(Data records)
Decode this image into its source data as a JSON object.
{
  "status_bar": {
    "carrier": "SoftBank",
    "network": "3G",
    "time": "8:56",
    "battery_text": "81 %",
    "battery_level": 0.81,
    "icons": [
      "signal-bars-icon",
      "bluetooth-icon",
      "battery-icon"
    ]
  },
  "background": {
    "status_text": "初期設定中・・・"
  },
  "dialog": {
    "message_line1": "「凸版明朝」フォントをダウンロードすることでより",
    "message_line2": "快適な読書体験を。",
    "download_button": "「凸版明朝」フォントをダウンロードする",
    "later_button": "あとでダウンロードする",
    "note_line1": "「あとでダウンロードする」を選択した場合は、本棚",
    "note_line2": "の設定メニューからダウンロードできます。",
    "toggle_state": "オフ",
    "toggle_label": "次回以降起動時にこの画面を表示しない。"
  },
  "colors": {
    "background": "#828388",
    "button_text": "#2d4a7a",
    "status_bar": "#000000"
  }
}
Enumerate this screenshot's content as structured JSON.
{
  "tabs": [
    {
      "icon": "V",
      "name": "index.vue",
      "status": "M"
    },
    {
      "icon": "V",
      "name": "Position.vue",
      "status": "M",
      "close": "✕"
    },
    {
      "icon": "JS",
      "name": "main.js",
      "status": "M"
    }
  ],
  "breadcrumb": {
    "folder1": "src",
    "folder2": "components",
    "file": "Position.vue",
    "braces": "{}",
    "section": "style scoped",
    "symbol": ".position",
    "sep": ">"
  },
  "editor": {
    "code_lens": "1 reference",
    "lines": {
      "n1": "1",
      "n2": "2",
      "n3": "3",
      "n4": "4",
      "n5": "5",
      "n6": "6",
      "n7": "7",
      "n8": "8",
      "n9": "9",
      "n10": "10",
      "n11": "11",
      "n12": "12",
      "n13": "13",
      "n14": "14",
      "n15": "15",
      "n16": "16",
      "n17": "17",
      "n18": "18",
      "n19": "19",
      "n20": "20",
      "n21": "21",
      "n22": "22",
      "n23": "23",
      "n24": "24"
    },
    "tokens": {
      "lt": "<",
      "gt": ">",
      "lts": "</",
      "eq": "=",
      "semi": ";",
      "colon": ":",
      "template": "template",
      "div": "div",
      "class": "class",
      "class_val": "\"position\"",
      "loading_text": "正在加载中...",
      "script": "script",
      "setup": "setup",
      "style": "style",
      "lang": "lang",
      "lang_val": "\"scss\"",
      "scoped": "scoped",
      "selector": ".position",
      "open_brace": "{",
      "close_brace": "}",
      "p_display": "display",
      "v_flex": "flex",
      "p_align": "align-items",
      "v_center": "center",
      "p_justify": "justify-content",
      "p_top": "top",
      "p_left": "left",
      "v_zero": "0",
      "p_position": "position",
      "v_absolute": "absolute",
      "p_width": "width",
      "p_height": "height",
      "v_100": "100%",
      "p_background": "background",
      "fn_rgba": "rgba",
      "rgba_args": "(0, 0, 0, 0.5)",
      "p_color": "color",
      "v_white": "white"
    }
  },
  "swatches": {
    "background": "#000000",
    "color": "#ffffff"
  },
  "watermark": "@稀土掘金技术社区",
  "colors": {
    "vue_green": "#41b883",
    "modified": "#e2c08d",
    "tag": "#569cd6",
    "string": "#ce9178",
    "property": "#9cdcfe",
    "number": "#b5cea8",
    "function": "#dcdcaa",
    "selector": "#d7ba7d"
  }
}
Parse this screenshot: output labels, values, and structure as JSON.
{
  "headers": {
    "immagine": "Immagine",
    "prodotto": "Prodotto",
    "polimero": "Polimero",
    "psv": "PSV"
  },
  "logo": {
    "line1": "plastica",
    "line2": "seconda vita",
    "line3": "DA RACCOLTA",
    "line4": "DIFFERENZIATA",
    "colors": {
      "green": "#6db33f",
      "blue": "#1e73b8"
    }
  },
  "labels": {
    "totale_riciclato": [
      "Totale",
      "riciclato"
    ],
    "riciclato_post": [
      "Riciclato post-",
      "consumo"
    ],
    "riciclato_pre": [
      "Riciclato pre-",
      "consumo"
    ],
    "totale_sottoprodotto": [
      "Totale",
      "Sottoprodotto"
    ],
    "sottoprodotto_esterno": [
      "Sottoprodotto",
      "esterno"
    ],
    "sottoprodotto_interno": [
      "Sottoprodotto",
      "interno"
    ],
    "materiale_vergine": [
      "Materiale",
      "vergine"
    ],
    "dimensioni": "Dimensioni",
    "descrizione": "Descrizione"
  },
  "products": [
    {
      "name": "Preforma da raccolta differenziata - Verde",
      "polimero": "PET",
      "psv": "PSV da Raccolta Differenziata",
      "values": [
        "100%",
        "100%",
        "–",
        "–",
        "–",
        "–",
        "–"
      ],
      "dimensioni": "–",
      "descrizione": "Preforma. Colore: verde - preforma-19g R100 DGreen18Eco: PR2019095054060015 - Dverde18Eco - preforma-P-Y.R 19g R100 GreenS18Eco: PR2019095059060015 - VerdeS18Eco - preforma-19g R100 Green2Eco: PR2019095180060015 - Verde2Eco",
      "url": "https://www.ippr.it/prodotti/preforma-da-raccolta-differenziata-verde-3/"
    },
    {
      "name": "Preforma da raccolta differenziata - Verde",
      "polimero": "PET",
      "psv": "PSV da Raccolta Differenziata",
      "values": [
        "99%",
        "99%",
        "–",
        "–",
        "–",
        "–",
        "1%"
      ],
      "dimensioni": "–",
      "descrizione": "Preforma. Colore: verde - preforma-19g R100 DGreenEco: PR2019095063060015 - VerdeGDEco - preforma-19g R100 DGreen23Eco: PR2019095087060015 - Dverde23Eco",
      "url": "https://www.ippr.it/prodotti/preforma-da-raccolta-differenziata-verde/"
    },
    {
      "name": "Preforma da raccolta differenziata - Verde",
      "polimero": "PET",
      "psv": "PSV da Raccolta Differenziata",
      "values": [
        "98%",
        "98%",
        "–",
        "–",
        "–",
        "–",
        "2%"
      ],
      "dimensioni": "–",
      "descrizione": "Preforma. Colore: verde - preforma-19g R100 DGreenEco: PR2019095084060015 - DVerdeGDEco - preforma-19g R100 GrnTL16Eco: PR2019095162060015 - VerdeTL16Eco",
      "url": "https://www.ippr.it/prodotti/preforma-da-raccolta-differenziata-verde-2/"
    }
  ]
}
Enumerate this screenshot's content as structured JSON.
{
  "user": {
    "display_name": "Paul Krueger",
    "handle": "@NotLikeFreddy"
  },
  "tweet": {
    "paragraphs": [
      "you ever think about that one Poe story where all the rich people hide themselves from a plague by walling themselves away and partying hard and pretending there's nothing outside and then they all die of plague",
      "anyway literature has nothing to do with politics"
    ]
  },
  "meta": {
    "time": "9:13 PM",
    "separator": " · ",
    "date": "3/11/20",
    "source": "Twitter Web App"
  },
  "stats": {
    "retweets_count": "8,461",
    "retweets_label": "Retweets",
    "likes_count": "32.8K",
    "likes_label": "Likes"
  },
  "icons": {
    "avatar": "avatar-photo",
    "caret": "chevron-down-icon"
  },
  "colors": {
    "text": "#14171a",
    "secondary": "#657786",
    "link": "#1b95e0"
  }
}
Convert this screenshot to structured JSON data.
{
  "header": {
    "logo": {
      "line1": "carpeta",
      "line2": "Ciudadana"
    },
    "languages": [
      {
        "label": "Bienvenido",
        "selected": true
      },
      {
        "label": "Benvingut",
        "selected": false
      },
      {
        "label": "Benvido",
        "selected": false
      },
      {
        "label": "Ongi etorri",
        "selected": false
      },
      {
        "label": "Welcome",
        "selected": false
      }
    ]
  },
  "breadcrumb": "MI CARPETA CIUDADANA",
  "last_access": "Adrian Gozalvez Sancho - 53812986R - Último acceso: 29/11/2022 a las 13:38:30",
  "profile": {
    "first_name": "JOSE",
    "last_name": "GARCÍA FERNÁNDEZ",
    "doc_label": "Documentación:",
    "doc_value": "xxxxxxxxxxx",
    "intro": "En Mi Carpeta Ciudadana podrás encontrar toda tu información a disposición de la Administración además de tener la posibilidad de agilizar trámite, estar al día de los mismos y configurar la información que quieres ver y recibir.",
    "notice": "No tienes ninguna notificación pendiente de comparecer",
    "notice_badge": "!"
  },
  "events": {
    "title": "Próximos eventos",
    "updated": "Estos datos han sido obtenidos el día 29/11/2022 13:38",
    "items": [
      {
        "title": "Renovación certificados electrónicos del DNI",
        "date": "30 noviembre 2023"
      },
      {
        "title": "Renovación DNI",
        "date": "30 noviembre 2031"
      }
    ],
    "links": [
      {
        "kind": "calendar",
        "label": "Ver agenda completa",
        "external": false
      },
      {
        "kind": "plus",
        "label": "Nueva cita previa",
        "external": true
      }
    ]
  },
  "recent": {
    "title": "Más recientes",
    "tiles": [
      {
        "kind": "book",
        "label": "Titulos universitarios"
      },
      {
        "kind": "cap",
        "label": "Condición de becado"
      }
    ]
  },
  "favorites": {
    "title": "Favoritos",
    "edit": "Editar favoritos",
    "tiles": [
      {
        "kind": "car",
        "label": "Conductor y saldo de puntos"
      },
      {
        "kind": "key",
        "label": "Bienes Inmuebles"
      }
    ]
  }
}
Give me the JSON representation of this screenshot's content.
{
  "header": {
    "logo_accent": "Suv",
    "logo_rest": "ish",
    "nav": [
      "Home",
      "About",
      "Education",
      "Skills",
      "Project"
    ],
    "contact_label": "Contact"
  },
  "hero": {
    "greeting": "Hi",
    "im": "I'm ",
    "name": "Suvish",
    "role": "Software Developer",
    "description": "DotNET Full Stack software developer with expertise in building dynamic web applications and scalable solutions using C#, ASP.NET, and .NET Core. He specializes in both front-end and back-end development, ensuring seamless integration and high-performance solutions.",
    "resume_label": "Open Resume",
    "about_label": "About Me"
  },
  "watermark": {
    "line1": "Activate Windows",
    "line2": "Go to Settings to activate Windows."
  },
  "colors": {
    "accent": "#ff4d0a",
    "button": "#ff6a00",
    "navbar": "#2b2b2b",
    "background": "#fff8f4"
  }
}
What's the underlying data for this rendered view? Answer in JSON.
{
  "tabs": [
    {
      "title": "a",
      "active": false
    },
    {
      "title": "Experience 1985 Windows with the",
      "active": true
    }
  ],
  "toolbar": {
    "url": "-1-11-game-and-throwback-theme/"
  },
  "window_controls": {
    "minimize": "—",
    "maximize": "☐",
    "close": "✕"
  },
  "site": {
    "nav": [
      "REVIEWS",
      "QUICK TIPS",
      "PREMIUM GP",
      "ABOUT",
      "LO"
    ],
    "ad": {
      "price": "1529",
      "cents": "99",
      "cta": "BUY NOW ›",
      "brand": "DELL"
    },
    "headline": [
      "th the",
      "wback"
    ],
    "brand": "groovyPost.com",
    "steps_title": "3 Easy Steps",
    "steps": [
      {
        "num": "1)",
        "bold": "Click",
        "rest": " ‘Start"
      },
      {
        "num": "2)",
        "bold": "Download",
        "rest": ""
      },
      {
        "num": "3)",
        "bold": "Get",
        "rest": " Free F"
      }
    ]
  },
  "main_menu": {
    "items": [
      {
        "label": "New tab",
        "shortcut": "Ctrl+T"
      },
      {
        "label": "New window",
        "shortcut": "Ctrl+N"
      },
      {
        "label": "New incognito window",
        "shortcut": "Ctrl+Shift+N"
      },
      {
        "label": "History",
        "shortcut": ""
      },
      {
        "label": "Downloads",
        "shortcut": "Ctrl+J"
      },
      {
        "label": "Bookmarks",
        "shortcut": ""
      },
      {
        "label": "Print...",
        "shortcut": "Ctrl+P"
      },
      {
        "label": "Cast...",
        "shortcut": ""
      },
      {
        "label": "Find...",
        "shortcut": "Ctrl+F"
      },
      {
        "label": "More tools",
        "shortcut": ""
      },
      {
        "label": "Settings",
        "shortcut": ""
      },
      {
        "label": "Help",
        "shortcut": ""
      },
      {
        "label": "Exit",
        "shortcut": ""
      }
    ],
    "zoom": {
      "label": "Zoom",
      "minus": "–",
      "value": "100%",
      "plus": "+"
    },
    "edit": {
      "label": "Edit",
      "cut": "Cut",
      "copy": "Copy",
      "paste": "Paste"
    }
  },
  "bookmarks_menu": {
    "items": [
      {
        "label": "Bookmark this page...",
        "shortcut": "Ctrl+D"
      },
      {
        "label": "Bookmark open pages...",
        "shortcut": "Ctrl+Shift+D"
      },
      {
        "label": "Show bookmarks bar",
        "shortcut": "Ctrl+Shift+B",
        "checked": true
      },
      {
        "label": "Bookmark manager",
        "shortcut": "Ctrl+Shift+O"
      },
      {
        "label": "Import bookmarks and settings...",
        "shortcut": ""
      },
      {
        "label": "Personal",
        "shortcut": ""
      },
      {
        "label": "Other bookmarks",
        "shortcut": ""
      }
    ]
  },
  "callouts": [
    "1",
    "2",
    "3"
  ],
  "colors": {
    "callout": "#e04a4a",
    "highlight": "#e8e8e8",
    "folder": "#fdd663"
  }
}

> [Problem details]: From the listing, copy every line where the string "screenshot" appears.

> [Correct response]:
Enumerate this screenshot's content as structured JSON.
Parse this screenshot: output labels, values, and structure as JSON.
Enumerate this screenshot's content as structured JSON.
Convert this screenshot to structured JSON data.
Give me the JSON representation of this screenshot's content.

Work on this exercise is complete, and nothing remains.